Extracted data entries
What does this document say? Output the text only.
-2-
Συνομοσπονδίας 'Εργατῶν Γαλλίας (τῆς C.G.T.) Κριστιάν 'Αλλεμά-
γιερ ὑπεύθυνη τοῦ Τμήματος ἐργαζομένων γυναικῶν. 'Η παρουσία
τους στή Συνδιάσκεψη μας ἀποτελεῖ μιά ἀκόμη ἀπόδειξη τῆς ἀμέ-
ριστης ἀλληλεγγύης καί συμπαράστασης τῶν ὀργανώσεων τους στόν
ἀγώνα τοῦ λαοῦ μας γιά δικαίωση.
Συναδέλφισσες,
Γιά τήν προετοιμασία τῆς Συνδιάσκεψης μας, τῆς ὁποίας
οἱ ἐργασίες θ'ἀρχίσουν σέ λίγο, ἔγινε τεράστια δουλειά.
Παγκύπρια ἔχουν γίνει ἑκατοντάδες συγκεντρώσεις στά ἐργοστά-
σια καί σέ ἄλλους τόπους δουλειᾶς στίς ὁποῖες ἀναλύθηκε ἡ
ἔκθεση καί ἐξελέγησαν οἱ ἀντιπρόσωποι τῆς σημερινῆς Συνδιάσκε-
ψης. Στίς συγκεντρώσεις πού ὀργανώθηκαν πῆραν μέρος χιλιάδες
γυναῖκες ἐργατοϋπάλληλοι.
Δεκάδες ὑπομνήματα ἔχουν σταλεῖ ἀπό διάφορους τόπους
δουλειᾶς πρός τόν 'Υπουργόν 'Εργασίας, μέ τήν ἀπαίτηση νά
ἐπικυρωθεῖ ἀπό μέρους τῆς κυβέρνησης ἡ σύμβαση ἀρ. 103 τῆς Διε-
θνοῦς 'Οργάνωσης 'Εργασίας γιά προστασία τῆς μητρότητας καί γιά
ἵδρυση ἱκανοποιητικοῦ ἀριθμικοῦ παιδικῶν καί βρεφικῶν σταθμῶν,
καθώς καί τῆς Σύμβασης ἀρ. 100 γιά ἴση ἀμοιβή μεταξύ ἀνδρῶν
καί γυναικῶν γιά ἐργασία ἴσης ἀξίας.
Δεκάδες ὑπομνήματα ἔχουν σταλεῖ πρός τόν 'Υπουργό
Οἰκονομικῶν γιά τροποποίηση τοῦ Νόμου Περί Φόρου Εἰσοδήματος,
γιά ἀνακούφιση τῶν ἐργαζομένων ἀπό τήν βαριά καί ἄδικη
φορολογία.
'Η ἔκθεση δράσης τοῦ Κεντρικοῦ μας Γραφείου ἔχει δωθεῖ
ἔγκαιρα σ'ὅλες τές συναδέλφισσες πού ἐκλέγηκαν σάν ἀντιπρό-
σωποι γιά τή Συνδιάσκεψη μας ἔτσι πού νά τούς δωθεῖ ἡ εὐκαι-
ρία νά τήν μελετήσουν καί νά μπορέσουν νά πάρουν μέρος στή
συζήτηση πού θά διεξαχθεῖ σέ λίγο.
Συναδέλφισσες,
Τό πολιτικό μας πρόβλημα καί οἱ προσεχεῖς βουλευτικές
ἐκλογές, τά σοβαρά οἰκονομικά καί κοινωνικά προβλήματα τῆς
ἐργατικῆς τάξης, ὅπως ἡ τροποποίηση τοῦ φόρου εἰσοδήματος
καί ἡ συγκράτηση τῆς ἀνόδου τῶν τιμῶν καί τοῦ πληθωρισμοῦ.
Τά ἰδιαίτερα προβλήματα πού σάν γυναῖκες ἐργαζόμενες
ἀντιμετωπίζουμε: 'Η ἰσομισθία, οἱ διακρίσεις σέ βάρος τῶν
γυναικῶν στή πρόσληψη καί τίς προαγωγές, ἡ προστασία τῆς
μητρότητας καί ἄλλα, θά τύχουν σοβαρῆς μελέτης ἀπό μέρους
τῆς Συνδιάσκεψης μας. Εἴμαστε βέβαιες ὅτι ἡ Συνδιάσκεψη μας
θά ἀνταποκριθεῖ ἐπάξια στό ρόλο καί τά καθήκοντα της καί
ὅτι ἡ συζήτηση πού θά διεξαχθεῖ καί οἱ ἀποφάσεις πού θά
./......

Goal of the exercise
Copy out every line with the word "ὑπομνήματα".

Finished answer
Δεκάδες ὑπομνήματα ἔχουν σταλεῖ ἀπό διάφορους τόπους
Δεκάδες ὑπομνήματα ἔχουν σταλεῖ πρός τόν 'Υπουργό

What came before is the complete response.